Repeat the material in full. Keep every line exactly as it is.
— Start of Material provided —
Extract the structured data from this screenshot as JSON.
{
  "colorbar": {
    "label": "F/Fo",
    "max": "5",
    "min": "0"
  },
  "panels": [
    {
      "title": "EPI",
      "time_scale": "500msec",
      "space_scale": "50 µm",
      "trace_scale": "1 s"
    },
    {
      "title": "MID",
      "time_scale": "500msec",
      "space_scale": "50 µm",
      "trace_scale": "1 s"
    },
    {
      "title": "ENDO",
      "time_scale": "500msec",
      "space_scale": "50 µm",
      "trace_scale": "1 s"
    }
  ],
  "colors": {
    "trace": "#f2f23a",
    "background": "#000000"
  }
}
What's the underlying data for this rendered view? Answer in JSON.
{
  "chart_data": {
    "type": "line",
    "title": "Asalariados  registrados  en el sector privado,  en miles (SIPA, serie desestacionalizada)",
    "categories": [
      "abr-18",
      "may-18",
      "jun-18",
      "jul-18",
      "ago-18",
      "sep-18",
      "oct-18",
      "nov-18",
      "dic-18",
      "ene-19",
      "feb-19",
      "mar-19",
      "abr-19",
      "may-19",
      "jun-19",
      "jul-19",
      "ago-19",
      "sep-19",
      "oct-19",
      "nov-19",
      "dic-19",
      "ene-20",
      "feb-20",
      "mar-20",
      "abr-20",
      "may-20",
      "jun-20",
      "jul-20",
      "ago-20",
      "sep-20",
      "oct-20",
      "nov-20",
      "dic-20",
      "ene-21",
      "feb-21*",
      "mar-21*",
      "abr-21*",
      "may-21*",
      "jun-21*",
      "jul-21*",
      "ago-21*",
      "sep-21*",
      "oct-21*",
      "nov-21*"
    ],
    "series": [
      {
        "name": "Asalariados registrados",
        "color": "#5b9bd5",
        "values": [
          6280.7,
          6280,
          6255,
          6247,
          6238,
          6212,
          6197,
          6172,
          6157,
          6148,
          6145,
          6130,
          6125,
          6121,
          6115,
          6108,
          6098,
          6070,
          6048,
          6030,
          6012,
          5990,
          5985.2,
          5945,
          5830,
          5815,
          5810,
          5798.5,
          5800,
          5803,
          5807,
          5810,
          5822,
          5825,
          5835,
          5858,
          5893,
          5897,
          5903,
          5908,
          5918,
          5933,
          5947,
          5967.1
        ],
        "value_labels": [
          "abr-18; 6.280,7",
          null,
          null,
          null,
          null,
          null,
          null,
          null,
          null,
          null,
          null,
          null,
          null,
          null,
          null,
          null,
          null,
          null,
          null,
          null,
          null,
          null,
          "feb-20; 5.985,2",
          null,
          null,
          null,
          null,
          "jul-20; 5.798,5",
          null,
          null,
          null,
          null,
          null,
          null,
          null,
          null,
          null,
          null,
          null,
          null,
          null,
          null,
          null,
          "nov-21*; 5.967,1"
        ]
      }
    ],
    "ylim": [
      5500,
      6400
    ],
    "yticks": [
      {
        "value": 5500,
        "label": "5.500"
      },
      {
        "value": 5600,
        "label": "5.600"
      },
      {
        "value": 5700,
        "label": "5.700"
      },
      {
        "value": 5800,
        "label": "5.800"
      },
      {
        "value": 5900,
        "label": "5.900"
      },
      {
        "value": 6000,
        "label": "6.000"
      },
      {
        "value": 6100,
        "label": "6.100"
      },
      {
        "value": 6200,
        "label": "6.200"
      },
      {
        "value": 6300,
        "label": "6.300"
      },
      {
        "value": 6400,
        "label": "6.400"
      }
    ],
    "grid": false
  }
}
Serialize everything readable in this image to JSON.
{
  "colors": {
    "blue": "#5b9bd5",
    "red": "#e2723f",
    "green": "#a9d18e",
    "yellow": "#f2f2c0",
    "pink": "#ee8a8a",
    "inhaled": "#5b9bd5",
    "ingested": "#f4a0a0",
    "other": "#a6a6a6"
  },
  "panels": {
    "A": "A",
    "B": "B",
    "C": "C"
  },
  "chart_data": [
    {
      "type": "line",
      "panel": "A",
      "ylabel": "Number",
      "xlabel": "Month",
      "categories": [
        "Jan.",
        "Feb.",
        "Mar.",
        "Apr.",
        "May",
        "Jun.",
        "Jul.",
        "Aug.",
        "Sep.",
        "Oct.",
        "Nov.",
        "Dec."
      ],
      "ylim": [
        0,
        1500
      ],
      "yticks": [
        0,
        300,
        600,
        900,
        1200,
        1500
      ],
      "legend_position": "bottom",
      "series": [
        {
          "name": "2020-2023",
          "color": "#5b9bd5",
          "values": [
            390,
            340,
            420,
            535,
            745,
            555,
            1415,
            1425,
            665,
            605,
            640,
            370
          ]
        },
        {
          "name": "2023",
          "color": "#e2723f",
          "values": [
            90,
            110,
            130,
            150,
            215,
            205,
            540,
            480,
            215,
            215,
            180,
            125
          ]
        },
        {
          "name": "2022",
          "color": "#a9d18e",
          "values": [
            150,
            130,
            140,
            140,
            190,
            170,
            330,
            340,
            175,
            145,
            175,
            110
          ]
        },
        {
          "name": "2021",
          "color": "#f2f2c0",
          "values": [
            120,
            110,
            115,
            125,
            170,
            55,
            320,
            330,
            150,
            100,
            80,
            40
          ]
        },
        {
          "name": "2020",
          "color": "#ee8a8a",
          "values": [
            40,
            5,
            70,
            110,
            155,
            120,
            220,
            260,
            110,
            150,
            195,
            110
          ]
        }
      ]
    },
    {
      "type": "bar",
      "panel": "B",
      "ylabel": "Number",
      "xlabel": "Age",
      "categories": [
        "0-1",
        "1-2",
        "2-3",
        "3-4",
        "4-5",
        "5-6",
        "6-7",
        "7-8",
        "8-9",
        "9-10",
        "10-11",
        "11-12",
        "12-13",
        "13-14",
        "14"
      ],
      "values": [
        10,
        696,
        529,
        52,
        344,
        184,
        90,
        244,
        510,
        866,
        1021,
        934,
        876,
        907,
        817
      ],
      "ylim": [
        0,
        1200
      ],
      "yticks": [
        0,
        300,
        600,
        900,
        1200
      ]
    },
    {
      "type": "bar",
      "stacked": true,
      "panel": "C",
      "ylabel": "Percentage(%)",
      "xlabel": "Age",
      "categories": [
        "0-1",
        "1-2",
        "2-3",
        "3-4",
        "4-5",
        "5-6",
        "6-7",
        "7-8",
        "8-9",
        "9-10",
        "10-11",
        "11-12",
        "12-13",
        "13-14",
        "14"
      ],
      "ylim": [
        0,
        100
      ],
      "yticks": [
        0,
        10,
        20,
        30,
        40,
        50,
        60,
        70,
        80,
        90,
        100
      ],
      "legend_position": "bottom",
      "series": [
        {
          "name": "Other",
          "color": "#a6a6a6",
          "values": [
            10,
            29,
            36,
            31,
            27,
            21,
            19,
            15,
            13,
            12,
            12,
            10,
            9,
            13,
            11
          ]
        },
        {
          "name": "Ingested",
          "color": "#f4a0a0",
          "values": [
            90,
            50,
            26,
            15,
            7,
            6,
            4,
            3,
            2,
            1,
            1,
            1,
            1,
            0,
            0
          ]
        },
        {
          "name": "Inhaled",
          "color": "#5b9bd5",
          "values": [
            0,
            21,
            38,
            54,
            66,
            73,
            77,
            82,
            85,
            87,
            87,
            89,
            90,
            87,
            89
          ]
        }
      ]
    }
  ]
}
— End of Material provided —
**The reply**
Extract the structured data from this screenshot as JSON.
{
  "colorbar": {
    "label": "F/Fo",
    "max": "5",
    "min": "0"
  },
  "panels": [
    {
      "title": "EPI",
      "time_scale": "500msec",
      "space_scale": "50 µm",
      "trace_scale": "1 s"
    },
    {
      "title": "MID",
      "time_scale": "500msec",
      "space_scale": "50 µm",
      "trace_scale": "1 s"
    },
    {
      "title": "ENDO",
      "time_scale": "500msec",
      "space_scale": "50 µm",
      "trace_scale": "1 s"
    }
  ],
  "colors": {
    "trace": "#f2f23a",
    "background": "#000000"
  }
}
What's the underlying data for this rendered view? Answer in JSON.
{
  "chart_data": {
    "type": "line",
    "title": "Asalariados  registrados  en el sector privado,  en miles (SIPA, serie desestacionalizada)",
    "categories": [
      "abr-18",
      "may-18",
      "jun-18",
      "jul-18",
      "ago-18",
      "sep-18",
      "oct-18",
      "nov-18",
      "dic-18",
      "ene-19",
      "feb-19",
      "mar-19",
      "abr-19",
      "may-19",
      "jun-19",
      "jul-19",
      "ago-19",
      "sep-19",
      "oct-19",
      "nov-19",
      "dic-19",
      "ene-20",
      "feb-20",
      "mar-20",
      "abr-20",
      "may-20",
      "jun-20",
      "jul-20",
      "ago-20",
      "sep-20",
      "oct-20",
      "nov-20",
      "dic-20",
      "ene-21",
      "feb-21*",
      "mar-21*",
      "abr-21*",
      "may-21*",
      "jun-21*",
      "jul-21*",
      "ago-21*",
      "sep-21*",
      "oct-21*",
      "nov-21*"
    ],
    "series": [
      {
        "name": "Asalariados registrados",
        "color": "#5b9bd5",
        "values": [
          6280.7,
          6280,
          6255,
          6247,
          6238,
          6212,
          6197,
          6172,
          6157,
          6148,
          6145,
          6130,
          6125,
          6121,
          6115,
          6108,
          6098,
          6070,
          6048,
          6030,
          6012,
          5990,
          5985.2,
          5945,
          5830,
          5815,
          5810,
          5798.5,
          5800,
          5803,
          5807,
          5810,
          5822,
          5825,
          5835,
          5858,
          5893,
          5897,
          5903,
          5908,
          5918,
          5933,
          5947,
          5967.1
        ],
        "value_labels": [
          "abr-18; 6.280,7",
          null,
          null,
          null,
          null,
          null,
          null,
          null,
          null,
          null,
          null,
          null,
          null,
          null,
          null,
          null,
          null,
          null,
          null,
          null,
          null,
          null,
          "feb-20; 5.985,2",
          null,
          null,
          null,
          null,
          "jul-20; 5.798,5",
          null,
          null,
          null,
          null,
          null,
          null,
          null,
          null,
          null,
          null,
          null,
          null,
          null,
          null,
          null,
          "nov-21*; 5.967,1"
        ]
      }
    ],
    "ylim": [
      5500,
      6400
    ],
    "yticks": [
      {
        "value": 5500,
        "label": "5.500"
      },
      {
        "value": 5600,
        "label": "5.600"
      },
      {
        "value": 5700,
        "label": "5.700"
      },
      {
        "value": 5800,
        "label": "5.800"
      },
      {
        "value": 5900,
        "label": "5.900"
      },
      {
        "value": 6000,
        "label": "6.000"
      },
      {
        "value": 6100,
        "label": "6.100"
      },
      {
        "value": 6200,
        "label": "6.200"
      },
      {
        "value": 6300,
        "label": "6.300"
      },
      {
        "value": 6400,
        "label": "6.400"
      }
    ],
    "grid": false
  }
}
Serialize everything readable in this image to JSON.
{
  "colors": {
    "blue": "#5b9bd5",
    "red": "#e2723f",
    "green": "#a9d18e",
    "yellow": "#f2f2c0",
    "pink": "#ee8a8a",
    "inhaled": "#5b9bd5",
    "ingested": "#f4a0a0",
    "other": "#a6a6a6"
  },
  "panels": {
    "A": "A",
    "B": "B",
    "C": "C"
  },
  "chart_data": [
    {
      "type": "line",
      "panel": "A",
      "ylabel": "Number",
      "xlabel": "Month",
      "categories": [
        "Jan.",
        "Feb.",
        "Mar.",
        "Apr.",
        "May",
        "Jun.",
        "Jul.",
        "Aug.",
        "Sep.",
        "Oct.",
        "Nov.",
        "Dec."
      ],
      "ylim": [
        0,
        1500
      ],
      "yticks": [
        0,
        300,
        600,
        900,
        1200,
        1500
      ],
      "legend_position": "bottom",
      "series": [
        {
          "name": "2020-2023",
          "color": "#5b9bd5",
          "values": [
            390,
            340,
            420,
            535,
            745,
            555,
            1415,
            1425,
            665,
            605,
            640,
            370
          ]
        },
        {
          "name": "2023",
          "color": "#e2723f",
          "values": [
            90,
            110,
            130,
            150,
            215,
            205,
            540,
            480,
            215,
            215,
            180,
            125
          ]
        },
        {
          "name": "2022",
          "color": "#a9d18e",
          "values": [
            150,
            130,
            140,
            140,
            190,
            170,
            330,
            340,
            175,
            145,
            175,
            110
          ]
        },
        {
          "name": "2021",
          "color": "#f2f2c0",
          "values": [
            120,
            110,
            115,
            125,
            170,
            55,
            320,
            330,
            150,
            100,
            80,
            40
          ]
        },
        {
          "name": "2020",
          "color": "#ee8a8a",
          "values": [
            40,
            5,
            70,
            110,
            155,
            120,
            220,
            260,
            110,
            150,
            195,
            110
          ]
        }
      ]
    },
    {
      "type": "bar",
      "panel": "B",
      "ylabel": "Number",
      "xlabel": "Age",
      "categories": [
        "0-1",
        "1-2",
        "2-3",
        "3-4",
        "4-5",
        "5-6",
        "6-7",
        "7-8",
        "8-9",
        "9-10",
        "10-11",
        "11-12",
        "12-13",
        "13-14",
        "14"
      ],
      "values": [
        10,
        696,
        529,
        52,
        344,
        184,
        90,
        244,
        510,
        866,
        1021,
        934,
        876,
        907,
        817
      ],
      "ylim": [
        0,
        1200
      ],
      "yticks": [
        0,
        300,
        600,
        900,
        1200
      ]
    },
    {
      "type": "bar",
      "stacked": true,
      "panel": "C",
      "ylabel": "Percentage(%)",
      "xlabel": "Age",
      "categories": [
        "0-1",
        "1-2",
        "2-3",
        "3-4",
        "4-5",
        "5-6",
        "6-7",
        "7-8",
        "8-9",
        "9-10",
        "10-11",
        "11-12",
        "12-13",
        "13-14",
        "14"
      ],
      "ylim": [
        0,
        100
      ],
      "yticks": [
        0,
        10,
        20,
        30,
        40,
        50,
        60,
        70,
        80,
        90,
        100
      ],
      "legend_position": "bottom",
      "series": [
        {
          "name": "Other",
          "color": "#a6a6a6",
          "values": [
            10,
            29,
            36,
            31,
            27,
            21,
            19,
            15,
            13,
            12,
            12,
            10,
            9,
            13,
            11
          ]
        },
        {
          "name": "Ingested",
          "color": "#f4a0a0",
          "values": [
            90,
            50,
            26,
            15,
            7,
            6,
            4,
            3,
            2,
            1,
            1,
            1,
            1,
            0,
            0
          ]
        },
        {
          "name": "Inhaled",
          "color": "#5b9bd5",
          "values": [
            0,
            21,
            38,
            54,
            66,
            73,
            77,
            82,
            85,
            87,
            87,
            89,
            90,
            87,
            89
          ]
        }
      ]
    }
  ]
}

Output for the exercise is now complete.